:: RECORDS FOR THE TASK
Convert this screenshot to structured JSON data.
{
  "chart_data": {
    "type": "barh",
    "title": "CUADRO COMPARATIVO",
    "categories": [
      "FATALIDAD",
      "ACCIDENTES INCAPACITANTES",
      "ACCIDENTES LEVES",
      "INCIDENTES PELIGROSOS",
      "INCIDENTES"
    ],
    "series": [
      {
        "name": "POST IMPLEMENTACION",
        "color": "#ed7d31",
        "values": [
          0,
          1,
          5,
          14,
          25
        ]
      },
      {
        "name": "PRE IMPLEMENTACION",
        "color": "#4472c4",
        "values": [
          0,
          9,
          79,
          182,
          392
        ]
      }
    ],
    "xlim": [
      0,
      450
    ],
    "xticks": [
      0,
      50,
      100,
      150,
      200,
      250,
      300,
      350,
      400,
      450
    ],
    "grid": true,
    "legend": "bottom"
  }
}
::::
Here, the records must be output exactly and in full.

Convert this screenshot to structured JSON data.
{
  "chart_data": {
    "type": "barh",
    "title": "CUADRO COMPARATIVO",
    "categories": [
      "FATALIDAD",
      "ACCIDENTES INCAPACITANTES",
      "ACCIDENTES LEVES",
      "INCIDENTES PELIGROSOS",
      "INCIDENTES"
    ],
    "series": [
      {
        "name": "POST IMPLEMENTACION",
        "color": "#ed7d31",
        "values": [
          0,
          1,
          5,
          14,
          25
        ]
      },
      {
        "name": "PRE IMPLEMENTACION",
        "color": "#4472c4",
        "values": [
          0,
          9,
          79,
          182,
          392
        ]
      }
    ],
    "xlim": [
      0,
      450
    ],
    "xticks": [
      0,
      50,
      100,
      150,
      200,
      250,
      300,
      350,
      400,
      450
    ],
    "grid": true,
    "legend": "bottom"
  }
}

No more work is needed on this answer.